EXERCISE AIM: Output every line below exactly.

════

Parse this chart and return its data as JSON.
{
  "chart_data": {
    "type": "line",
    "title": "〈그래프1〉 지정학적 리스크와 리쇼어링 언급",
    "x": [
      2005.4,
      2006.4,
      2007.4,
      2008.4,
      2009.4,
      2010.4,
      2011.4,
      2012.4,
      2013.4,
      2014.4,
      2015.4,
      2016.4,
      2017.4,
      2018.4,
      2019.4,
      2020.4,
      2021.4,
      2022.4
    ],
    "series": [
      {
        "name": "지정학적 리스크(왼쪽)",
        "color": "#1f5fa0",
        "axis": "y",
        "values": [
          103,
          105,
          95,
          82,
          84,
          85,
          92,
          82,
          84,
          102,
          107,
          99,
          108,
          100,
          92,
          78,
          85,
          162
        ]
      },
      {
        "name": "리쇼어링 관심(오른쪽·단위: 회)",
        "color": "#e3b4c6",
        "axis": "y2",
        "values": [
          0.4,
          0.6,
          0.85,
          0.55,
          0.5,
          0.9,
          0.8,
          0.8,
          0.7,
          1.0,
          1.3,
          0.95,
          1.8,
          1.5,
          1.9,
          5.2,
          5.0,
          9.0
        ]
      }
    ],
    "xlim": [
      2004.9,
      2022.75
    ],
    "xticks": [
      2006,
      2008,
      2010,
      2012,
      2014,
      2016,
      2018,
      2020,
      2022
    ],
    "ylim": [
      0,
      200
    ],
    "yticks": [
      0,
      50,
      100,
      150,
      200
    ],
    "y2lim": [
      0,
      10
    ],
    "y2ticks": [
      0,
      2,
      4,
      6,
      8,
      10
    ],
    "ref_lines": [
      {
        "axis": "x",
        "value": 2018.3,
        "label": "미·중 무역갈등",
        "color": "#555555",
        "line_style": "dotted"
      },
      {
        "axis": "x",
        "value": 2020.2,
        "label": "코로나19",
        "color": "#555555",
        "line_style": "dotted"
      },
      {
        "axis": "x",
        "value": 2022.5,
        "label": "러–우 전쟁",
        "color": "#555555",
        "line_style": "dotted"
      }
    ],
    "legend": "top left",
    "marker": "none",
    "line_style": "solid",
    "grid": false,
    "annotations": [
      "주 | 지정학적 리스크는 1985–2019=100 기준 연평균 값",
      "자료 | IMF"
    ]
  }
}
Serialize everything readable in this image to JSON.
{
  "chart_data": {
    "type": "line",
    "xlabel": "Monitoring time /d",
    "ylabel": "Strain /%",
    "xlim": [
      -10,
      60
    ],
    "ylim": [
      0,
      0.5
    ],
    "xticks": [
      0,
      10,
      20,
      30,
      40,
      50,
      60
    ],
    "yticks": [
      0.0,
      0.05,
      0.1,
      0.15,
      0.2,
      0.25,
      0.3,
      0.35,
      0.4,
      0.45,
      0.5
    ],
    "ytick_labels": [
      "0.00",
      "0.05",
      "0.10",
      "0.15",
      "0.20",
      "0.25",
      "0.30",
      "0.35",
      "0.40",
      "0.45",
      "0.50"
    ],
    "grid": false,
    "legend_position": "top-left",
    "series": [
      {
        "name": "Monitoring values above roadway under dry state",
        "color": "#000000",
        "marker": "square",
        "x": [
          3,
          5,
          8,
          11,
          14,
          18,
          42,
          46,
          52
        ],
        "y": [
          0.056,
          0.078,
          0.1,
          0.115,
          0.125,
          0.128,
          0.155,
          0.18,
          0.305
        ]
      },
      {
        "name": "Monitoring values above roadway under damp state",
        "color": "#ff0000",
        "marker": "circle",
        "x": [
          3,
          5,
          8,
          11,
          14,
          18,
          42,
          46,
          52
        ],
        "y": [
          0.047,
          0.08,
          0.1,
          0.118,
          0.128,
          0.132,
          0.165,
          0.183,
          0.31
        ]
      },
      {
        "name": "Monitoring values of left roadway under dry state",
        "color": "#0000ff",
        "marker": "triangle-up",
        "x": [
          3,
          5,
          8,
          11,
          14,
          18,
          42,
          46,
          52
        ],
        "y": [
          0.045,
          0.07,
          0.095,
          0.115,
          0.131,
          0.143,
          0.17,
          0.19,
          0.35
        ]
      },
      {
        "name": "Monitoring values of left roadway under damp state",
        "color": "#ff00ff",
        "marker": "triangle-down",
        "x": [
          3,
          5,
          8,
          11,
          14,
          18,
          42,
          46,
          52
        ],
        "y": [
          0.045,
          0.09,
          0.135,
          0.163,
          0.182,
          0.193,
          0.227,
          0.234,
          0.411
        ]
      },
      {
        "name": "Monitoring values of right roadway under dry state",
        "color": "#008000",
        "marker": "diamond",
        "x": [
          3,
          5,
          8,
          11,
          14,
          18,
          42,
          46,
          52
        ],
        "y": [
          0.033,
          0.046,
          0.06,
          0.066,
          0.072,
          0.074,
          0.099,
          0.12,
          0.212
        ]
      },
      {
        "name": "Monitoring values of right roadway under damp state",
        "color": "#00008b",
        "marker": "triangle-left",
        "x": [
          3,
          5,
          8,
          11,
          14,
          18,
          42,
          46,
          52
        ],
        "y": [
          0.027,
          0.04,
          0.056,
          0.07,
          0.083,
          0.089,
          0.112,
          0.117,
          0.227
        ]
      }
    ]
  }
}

════

SOLUTION FOR THIS TASK:
Parse this chart and return its data as JSON.
{
  "chart_data": {
    "type": "line",
    "title": "〈그래프1〉 지정학적 리스크와 리쇼어링 언급",
    "x": [
      2005.4,
      2006.4,
      2007.4,
      2008.4,
      2009.4,
      2010.4,
      2011.4,
      2012.4,
      2013.4,
      2014.4,
      2015.4,
      2016.4,
      2017.4,
      2018.4,
      2019.4,
      2020.4,
      2021.4,
      2022.4
    ],
    "series": [
      {
        "name": "지정학적 리스크(왼쪽)",
        "color": "#1f5fa0",
        "axis": "y",
        "values": [
          103,
          105,
          95,
          82,
          84,
          85,
          92,
          82,
          84,
          102,
          107,
          99,
          108,
          100,
          92,
          78,
          85,
          162
        ]
      },
      {
        "name": "리쇼어링 관심(오른쪽·단위: 회)",
        "color": "#e3b4c6",
        "axis": "y2",
        "values": [
          0.4,
          0.6,
          0.85,
          0.55,
          0.5,
          0.9,
          0.8,
          0.8,
          0.7,
          1.0,
          1.3,
          0.95,
          1.8,
          1.5,
          1.9,
          5.2,
          5.0,
          9.0
        ]
      }
    ],
    "xlim": [
      2004.9,
      2022.75
    ],
    "xticks": [
      2006,
      2008,
      2010,
      2012,
      2014,
      2016,
      2018,
      2020,
      2022
    ],
    "ylim": [
      0,
      200
    ],
    "yticks": [
      0,
      50,
      100,
      150,
      200
    ],
    "y2lim": [
      0,
      10
    ],
    "y2ticks": [
      0,
      2,
      4,
      6,
      8,
      10
    ],
    "ref_lines": [
      {
        "axis": "x",
        "value": 2018.3,
        "label": "미·중 무역갈등",
        "color": "#555555",
        "line_style": "dotted"
      },
      {
        "axis": "x",
        "value": 2020.2,
        "label": "코로나19",
        "color": "#555555",
        "line_style": "dotted"
      },
      {
        "axis": "x",
        "value": 2022.5,
        "label": "러–우 전쟁",
        "color": "#555555",
        "line_style": "dotted"
      }
    ],
    "legend": "top left",
    "marker": "none",
    "line_style": "solid",
    "grid": false,
    "annotations": [
      "주 | 지정학적 리스크는 1985–2019=100 기준 연평균 값",
      "자료 | IMF"
    ]
  }
}
Serialize everything readable in this image to JSON.
{
  "chart_data": {
    "type": "line",
    "xlabel": "Monitoring time /d",
    "ylabel": "Strain /%",
    "xlim": [
      -10,
      60
    ],
    "ylim": [
      0,
      0.5
    ],
    "xticks": [
      0,
      10,
      20,
      30,
      40,
      50,
      60
    ],
    "yticks": [
      0.0,
      0.05,
      0.1,
      0.15,
      0.2,
      0.25,
      0.3,
      0.35,
      0.4,
      0.45,
      0.5
    ],
    "ytick_labels": [
      "0.00",
      "0.05",
      "0.10",
      "0.15",
      "0.20",
      "0.25",
      "0.30",
      "0.35",
      "0.40",
      "0.45",
      "0.50"
    ],
    "grid": false,
    "legend_position": "top-left",
    "series": [
      {
        "name": "Monitoring values above roadway under dry state",
        "color": "#000000",
        "marker": "square",
        "x": [
          3,
          5,
          8,
          11,
          14,
          18,
          42,
          46,
          52
        ],
        "y": [
          0.056,
          0.078,
          0.1,
          0.115,
          0.125,
          0.128,
          0.155,
          0.18,
          0.305
        ]
      },
      {
        "name": "Monitoring values above roadway under damp state",
        "color": "#ff0000",
        "marker": "circle",
        "x": [
          3,
          5,
          8,
          11,
          14,
          18,
          42,
          46,
          52
        ],
        "y": [
          0.047,
          0.08,
          0.1,
          0.118,
          0.128,
          0.132,
          0.165,
          0.183,
          0.31
        ]
      },
      {
        "name": "Monitoring values of left roadway under dry state",
        "color": "#0000ff",
        "marker": "triangle-up",
        "x": [
          3,
          5,
          8,
          11,
          14,
          18,
          42,
          46,
          52
        ],
        "y": [
          0.045,
          0.07,
          0.095,
          0.115,
          0.131,
          0.143,
          0.17,
          0.19,
          0.35
        ]
      },
      {
        "name": "Monitoring values of left roadway under damp state",
        "color": "#ff00ff",
        "marker": "triangle-down",
        "x": [
          3,
          5,
          8,
          11,
          14,
          18,
          42,
          46,
          52
        ],
        "y": [
          0.045,
          0.09,
          0.135,
          0.163,
          0.182,
          0.193,
          0.227,
          0.234,
          0.411
        ]
      },
      {
        "name": "Monitoring values of right roadway under dry state",
        "color": "#008000",
        "marker": "diamond",
        "x": [
          3,
          5,
          8,
          11,
          14,
          18,
          42,
          46,
          52
        ],
        "y": [
          0.033,
          0.046,
          0.06,
          0.066,
          0.072,
          0.074,
          0.099,
          0.12,
          0.212
        ]
      },
      {
        "name": "Monitoring values of right roadway under damp state",
        "color": "#00008b",
        "marker": "triangle-left",
        "x": [
          3,
          5,
          8,
          11,
          14,
          18,
          42,
          46,
          52
        ],
        "y": [
          0.027,
          0.04,
          0.056,
          0.07,
          0.083,
          0.089,
          0.112,
          0.117,
          0.227
        ]
      }
    ]
  }
}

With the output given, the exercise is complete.